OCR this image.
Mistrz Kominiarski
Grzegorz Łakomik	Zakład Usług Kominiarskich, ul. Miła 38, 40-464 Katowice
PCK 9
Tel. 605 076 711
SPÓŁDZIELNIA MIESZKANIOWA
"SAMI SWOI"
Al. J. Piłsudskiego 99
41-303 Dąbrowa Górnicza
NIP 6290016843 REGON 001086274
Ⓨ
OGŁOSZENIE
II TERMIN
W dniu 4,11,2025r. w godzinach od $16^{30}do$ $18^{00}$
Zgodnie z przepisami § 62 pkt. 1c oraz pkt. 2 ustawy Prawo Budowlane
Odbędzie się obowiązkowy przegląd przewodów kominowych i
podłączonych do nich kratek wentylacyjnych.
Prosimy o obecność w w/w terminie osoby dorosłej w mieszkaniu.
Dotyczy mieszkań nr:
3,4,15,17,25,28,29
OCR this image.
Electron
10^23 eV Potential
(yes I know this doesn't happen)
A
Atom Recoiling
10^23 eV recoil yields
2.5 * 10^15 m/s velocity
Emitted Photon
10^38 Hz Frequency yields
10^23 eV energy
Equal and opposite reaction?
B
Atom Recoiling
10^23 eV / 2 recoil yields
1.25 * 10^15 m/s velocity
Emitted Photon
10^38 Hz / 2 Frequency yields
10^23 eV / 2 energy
+ + + + + + +
_What to work on_:
Return every entry verbatim.

_Expected output_:
OCR this image.
Mistrz Kominiarski
Grzegorz Łakomik	Zakład Usług Kominiarskich, ul. Miła 38, 40-464 Katowice
PCK 9
Tel. 605 076 711
SPÓŁDZIELNIA MIESZKANIOWA
"SAMI SWOI"
Al. J. Piłsudskiego 99
41-303 Dąbrowa Górnicza
NIP 6290016843 REGON 001086274
Ⓨ
OGŁOSZENIE
II TERMIN
W dniu 4,11,2025r. w godzinach od $16^{30}do$ $18^{00}$
Zgodnie z przepisami § 62 pkt. 1c oraz pkt. 2 ustawy Prawo Budowlane
Odbędzie się obowiązkowy przegląd przewodów kominowych i
podłączonych do nich kratek wentylacyjnych.
Prosimy o obecność w w/w terminie osoby dorosłej w mieszkaniu.
Dotyczy mieszkań nr:
3,4,15,17,25,28,29
OCR this image.
Electron
10^23 eV Potential
(yes I know this doesn't happen)
A
Atom Recoiling
10^23 eV recoil yields
2.5 * 10^15 m/s velocity
Emitted Photon
10^38 Hz Frequency yields
10^23 eV energy
Equal and opposite reaction?
B
Atom Recoiling
10^23 eV / 2 recoil yields
1.25 * 10^15 m/s velocity
Emitted Photon
10^38 Hz / 2 Frequency yields
10^23 eV / 2 energy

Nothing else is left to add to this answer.